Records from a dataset
"""
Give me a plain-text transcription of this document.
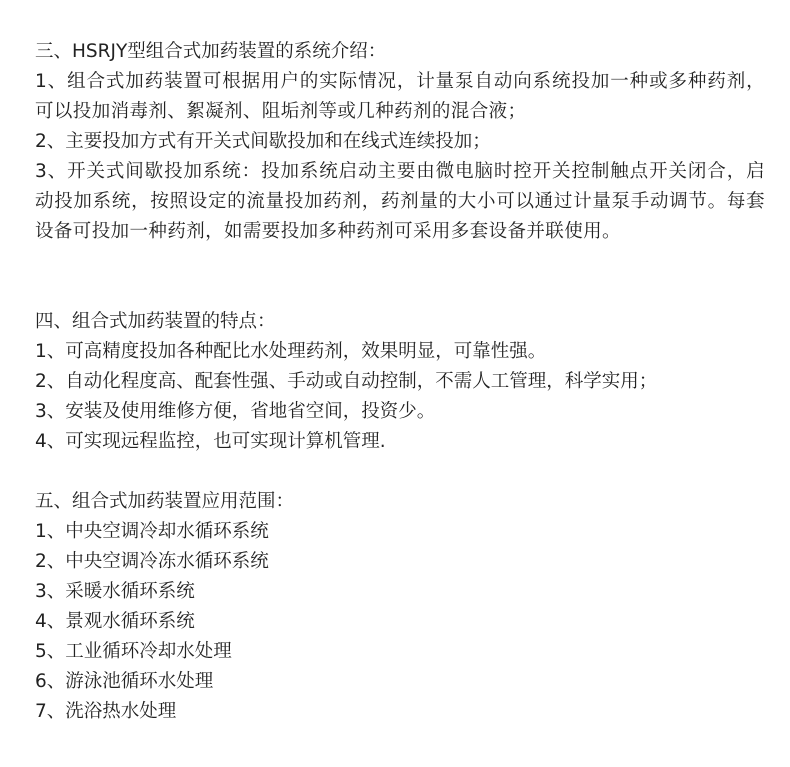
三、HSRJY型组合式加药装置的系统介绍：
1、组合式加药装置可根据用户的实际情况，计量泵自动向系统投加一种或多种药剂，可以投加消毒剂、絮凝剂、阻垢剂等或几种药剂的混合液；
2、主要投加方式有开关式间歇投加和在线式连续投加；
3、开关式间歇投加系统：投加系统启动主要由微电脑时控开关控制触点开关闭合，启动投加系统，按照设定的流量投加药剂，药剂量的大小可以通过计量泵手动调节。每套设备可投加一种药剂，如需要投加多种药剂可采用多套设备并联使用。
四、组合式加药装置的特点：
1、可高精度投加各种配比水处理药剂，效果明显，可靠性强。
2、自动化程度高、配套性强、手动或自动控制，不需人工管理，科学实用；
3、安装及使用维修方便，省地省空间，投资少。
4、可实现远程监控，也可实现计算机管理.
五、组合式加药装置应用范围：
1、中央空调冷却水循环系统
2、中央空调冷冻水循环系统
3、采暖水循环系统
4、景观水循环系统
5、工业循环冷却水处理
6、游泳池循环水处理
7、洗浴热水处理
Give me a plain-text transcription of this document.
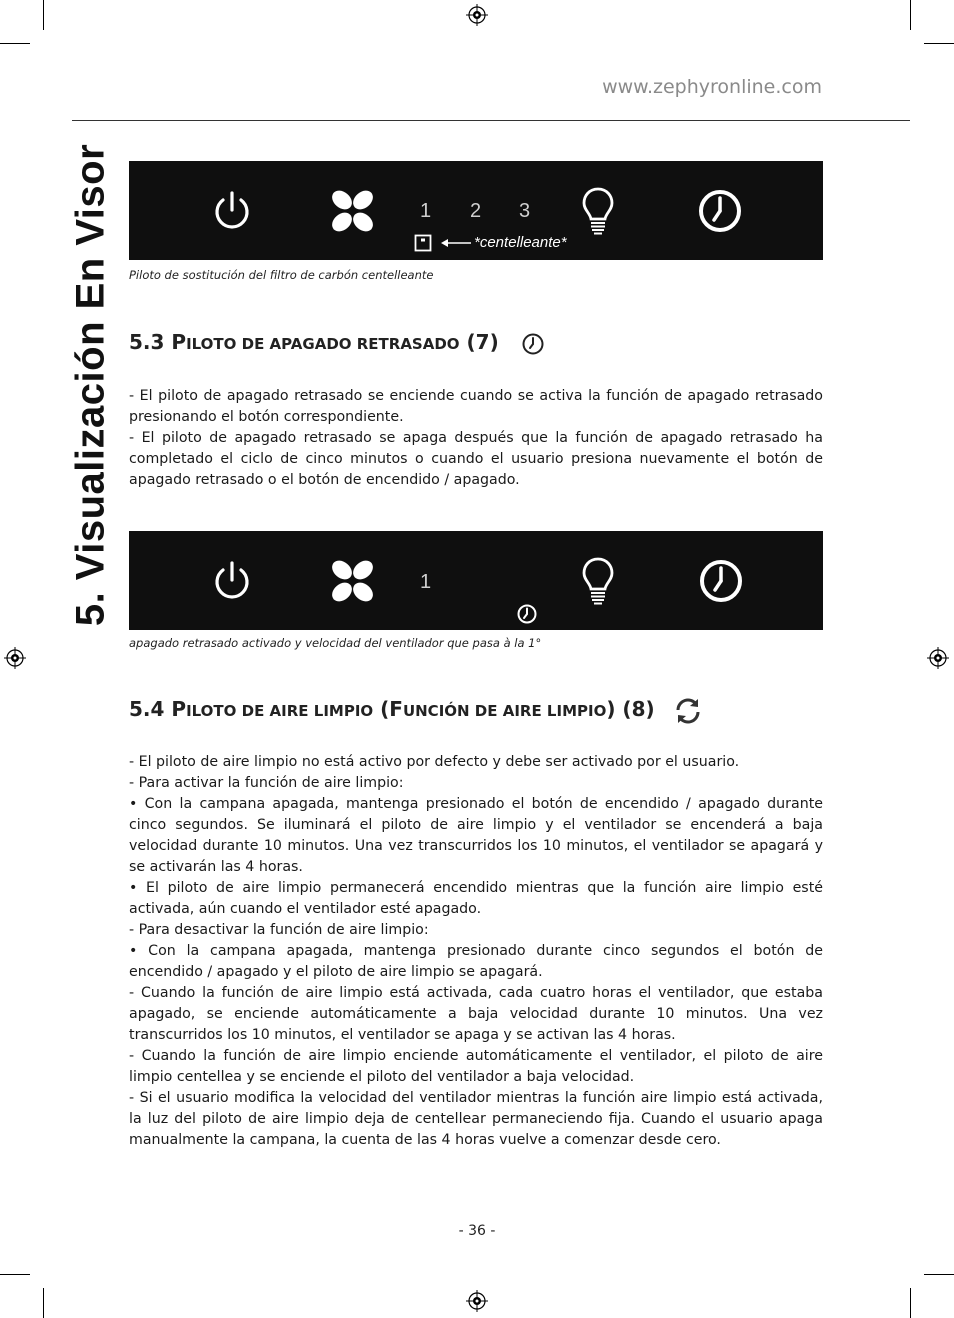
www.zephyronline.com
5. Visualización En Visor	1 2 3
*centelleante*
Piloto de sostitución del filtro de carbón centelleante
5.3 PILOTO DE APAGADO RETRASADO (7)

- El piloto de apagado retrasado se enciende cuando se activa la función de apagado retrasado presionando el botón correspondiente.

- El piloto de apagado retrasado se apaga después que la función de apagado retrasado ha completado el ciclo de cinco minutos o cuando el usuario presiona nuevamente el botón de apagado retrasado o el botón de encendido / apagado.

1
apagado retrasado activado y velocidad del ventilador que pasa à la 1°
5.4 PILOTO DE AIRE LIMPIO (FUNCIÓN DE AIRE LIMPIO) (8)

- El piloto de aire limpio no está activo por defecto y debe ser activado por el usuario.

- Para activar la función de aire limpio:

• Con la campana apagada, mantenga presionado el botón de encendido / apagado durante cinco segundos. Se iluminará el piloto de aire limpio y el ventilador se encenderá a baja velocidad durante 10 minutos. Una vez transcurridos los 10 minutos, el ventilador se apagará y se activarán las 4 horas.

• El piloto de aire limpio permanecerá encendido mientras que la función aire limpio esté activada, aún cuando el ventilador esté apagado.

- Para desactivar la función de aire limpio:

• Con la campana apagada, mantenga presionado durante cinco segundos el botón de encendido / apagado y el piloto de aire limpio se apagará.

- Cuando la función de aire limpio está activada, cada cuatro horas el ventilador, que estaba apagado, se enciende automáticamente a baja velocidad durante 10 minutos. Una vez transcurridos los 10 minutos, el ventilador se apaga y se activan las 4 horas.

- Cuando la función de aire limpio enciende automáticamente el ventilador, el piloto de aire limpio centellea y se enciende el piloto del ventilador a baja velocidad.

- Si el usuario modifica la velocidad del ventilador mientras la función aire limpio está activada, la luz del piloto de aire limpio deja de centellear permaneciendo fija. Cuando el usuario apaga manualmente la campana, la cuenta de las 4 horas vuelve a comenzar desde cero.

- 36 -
"""
▸ What you have to do
Identify the lines in the entries that hold "horas" and return each one.

▸ Correct answer
• Con la campana apagada, mantenga presionado el botón de encendido / apagado durante cinco segundos. Se iluminará el piloto de aire limpio y el ventilador se encenderá a baja velocidad durante 10 minutos. Una vez transcurridos los 10 minutos, el ventilador se apagará y se activarán las 4 horas.
- Cuando la función de aire limpio está activada, cada cuatro horas el ventilador, que estaba apagado, se enciende automáticamente a baja velocidad durante 10 minutos. Una vez transcurridos los 10 minutos, el ventilador se apaga y se activan las 4 horas.
- Si el usuario modifica la velocidad del ventilador mientras la función aire limpio está activada, la luz del piloto de aire limpio deja de centellear permaneciendo fija. Cuando el usuario apaga manualmente la campana, la cuenta de las 4 horas vuelve a comenzar desde cero.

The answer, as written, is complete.